▸ **What to produce**:
Report every line in the listing that contains the string "voor".

□ □ □ □ □ □ □

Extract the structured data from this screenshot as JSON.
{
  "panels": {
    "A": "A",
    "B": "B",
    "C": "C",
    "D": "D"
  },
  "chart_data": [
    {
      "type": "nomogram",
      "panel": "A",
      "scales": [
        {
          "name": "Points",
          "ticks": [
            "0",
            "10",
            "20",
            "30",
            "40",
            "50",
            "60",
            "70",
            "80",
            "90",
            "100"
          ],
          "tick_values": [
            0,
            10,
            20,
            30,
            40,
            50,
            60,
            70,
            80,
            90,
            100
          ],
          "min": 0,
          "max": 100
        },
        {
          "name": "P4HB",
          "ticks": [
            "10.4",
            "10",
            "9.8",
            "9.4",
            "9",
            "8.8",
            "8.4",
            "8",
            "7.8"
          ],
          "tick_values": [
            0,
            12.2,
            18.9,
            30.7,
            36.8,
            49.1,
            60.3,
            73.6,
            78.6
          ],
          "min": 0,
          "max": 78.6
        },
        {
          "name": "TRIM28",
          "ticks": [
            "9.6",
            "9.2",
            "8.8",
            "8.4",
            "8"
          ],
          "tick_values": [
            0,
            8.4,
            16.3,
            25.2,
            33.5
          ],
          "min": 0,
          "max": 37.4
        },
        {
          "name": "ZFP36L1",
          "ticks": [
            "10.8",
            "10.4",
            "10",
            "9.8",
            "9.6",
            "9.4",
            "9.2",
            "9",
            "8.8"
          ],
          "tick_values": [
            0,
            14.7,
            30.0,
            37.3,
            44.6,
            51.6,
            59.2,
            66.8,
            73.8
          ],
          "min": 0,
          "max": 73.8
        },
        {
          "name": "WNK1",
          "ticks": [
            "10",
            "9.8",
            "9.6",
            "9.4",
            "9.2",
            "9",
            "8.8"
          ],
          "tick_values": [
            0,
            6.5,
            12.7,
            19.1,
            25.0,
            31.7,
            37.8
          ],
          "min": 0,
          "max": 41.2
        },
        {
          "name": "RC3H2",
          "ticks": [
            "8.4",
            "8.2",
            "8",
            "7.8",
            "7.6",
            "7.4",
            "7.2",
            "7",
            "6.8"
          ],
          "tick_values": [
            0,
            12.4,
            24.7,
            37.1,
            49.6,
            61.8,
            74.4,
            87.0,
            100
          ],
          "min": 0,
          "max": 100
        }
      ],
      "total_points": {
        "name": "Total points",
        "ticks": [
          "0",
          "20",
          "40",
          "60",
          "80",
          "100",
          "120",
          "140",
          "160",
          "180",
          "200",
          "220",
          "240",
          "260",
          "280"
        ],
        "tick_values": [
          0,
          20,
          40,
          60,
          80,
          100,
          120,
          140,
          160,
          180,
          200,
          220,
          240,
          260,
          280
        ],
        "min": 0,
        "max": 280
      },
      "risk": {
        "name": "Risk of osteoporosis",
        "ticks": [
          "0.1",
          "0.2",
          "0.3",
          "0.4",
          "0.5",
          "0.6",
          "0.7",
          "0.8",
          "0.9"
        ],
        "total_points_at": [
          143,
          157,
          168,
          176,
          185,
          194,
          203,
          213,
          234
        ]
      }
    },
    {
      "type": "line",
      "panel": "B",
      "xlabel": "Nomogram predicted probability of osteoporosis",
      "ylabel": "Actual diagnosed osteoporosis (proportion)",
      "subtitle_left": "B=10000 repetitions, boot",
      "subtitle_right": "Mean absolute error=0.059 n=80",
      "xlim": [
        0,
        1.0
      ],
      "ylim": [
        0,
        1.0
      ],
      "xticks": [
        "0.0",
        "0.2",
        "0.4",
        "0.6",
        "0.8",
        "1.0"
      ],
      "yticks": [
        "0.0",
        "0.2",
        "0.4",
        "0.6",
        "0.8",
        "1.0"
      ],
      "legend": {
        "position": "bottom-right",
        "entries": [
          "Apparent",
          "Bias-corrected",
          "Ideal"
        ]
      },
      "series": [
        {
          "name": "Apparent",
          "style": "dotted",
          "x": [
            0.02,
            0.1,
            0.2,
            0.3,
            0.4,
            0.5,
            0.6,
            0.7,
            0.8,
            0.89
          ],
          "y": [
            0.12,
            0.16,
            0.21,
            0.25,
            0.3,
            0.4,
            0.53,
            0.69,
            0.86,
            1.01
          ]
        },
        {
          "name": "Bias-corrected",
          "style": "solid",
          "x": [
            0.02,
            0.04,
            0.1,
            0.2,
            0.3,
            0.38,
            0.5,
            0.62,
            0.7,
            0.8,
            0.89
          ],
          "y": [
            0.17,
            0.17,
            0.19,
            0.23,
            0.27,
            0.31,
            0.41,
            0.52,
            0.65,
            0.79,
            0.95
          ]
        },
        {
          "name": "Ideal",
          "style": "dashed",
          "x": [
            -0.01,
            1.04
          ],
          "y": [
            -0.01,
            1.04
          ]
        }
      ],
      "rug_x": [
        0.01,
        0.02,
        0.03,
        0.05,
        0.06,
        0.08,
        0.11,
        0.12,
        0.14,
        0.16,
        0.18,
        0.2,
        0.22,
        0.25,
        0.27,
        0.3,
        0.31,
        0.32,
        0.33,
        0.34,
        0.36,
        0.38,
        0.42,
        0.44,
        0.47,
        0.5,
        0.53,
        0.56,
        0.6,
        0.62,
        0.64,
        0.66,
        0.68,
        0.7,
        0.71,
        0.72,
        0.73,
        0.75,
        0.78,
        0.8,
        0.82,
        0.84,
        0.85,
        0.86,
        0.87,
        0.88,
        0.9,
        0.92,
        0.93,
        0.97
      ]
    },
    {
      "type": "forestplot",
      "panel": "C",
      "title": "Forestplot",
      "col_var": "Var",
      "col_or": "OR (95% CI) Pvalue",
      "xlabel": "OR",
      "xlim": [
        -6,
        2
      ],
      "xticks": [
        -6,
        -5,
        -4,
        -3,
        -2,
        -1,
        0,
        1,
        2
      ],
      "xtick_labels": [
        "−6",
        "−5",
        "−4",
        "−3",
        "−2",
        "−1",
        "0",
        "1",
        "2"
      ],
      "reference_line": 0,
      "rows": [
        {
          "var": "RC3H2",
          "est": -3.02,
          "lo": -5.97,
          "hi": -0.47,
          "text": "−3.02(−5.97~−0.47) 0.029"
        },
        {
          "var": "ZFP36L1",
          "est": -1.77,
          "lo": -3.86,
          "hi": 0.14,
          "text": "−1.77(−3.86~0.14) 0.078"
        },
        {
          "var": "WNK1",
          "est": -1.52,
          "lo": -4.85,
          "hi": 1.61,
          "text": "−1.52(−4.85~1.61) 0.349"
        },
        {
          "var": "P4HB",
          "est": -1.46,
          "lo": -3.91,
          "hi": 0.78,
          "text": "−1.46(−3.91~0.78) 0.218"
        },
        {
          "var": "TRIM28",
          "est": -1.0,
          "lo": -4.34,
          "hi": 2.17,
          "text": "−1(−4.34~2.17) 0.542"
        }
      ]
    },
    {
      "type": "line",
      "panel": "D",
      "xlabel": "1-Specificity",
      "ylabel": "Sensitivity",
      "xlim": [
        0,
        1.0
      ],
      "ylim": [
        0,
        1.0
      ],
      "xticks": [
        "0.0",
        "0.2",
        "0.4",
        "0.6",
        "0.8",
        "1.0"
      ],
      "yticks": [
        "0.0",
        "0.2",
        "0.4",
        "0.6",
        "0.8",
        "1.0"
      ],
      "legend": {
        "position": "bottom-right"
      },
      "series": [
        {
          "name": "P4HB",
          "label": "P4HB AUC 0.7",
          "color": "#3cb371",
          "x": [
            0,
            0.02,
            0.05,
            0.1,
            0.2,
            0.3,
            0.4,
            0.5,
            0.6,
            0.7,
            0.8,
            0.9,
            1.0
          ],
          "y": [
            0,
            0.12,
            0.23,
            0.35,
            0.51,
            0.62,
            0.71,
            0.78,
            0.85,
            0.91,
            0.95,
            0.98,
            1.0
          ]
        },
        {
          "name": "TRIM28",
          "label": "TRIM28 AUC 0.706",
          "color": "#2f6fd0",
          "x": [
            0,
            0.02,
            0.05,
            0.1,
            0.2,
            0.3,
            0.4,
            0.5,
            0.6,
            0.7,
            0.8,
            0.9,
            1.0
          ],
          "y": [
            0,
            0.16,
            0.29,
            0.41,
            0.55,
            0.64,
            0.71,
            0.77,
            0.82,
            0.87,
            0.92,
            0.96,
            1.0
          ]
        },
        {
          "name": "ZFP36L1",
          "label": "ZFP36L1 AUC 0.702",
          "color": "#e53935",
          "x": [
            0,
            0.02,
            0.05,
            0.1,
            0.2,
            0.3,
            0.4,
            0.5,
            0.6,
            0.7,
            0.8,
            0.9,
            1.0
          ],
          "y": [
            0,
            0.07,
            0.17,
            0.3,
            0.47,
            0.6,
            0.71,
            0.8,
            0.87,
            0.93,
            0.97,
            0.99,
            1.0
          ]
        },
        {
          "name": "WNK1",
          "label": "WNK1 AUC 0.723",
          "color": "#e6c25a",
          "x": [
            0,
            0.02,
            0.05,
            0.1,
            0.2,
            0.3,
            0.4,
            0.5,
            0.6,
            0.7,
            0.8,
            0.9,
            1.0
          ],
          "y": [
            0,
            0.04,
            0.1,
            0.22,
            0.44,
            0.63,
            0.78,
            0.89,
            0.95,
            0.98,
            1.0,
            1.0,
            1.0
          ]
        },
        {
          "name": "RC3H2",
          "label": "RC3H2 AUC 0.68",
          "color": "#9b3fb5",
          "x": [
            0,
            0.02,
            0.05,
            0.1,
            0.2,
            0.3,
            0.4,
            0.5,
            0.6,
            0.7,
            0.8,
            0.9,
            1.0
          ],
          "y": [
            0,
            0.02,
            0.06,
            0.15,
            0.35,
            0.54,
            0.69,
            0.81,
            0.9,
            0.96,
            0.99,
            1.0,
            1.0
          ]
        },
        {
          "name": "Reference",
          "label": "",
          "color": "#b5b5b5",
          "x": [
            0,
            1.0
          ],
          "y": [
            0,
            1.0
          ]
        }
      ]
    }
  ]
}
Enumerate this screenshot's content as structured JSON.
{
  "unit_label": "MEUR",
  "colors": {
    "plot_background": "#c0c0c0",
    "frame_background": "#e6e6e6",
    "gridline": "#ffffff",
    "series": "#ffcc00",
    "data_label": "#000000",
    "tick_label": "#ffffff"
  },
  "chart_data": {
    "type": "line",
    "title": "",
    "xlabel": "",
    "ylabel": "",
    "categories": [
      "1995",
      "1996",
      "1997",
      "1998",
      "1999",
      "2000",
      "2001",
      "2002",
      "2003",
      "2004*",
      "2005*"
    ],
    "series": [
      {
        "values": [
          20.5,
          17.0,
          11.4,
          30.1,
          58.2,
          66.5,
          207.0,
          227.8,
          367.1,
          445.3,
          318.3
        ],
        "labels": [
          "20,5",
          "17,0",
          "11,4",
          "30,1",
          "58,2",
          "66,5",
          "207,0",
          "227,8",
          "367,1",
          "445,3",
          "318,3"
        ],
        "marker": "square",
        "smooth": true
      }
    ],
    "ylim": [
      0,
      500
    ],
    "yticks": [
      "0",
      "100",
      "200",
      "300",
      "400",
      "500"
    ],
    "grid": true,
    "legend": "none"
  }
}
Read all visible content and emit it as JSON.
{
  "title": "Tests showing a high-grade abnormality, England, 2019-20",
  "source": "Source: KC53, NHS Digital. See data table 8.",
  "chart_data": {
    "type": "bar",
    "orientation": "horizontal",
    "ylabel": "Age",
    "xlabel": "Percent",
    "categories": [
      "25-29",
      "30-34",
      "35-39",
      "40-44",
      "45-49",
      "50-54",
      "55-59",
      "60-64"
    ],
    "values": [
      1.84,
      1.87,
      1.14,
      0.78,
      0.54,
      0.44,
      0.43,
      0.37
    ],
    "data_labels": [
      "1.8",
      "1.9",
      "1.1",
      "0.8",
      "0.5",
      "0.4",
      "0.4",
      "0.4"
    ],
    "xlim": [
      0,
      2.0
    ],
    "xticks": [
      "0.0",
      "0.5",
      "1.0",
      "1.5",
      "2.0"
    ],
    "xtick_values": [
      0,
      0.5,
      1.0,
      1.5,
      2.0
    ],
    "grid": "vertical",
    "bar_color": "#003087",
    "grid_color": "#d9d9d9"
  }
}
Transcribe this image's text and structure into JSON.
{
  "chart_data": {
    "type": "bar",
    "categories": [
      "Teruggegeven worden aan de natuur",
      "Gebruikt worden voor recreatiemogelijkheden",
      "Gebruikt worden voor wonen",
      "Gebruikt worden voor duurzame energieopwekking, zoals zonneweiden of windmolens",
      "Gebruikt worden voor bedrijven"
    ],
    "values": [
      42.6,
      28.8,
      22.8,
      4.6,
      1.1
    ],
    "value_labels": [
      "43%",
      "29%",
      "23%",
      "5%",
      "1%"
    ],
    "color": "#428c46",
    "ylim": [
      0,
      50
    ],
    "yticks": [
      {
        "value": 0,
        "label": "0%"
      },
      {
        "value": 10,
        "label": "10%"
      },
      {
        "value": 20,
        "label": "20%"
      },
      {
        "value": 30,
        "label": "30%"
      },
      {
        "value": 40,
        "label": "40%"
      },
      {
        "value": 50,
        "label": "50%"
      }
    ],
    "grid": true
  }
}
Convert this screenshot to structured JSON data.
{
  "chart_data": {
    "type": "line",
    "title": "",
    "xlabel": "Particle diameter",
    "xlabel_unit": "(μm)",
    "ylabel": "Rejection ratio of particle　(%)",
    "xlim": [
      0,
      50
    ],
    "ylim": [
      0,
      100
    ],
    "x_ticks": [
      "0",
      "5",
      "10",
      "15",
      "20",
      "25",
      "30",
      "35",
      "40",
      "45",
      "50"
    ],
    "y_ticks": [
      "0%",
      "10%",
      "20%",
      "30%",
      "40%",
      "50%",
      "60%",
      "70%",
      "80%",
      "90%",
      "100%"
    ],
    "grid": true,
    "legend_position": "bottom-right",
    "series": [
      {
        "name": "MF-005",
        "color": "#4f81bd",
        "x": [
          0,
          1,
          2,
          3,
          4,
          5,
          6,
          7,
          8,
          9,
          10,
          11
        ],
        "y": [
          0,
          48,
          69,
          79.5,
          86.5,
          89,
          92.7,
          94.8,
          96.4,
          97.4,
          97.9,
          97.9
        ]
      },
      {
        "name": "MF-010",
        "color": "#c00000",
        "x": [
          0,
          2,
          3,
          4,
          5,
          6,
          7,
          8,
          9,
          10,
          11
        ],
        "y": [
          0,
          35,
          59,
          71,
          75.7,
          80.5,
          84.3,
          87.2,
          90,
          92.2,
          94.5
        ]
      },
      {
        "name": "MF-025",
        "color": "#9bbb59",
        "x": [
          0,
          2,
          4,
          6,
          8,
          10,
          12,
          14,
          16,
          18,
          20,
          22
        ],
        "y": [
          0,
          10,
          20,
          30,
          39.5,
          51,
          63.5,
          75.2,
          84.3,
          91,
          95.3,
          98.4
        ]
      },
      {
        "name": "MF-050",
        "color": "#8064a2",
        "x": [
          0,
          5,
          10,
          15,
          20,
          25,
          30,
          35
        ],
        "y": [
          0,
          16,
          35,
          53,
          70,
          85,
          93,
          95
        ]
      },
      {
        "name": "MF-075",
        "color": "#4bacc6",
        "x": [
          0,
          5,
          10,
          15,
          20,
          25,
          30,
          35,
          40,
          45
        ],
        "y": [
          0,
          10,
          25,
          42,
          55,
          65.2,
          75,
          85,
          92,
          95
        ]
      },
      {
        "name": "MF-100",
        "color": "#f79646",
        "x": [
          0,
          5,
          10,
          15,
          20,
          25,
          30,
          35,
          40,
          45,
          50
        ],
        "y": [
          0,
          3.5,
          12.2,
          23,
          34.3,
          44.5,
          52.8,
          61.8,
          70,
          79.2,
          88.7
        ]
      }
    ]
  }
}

□ □ □ □ □ □ □

▸ **Result for this exercise**:
      "Gebruikt worden voor recreatiemogelijkheden",
      "Gebruikt worden voor wonen",
      "Gebruikt worden voor duurzame energieopwekking, zoals zonneweiden of windmolens",
      "Gebruikt worden voor bedrijven"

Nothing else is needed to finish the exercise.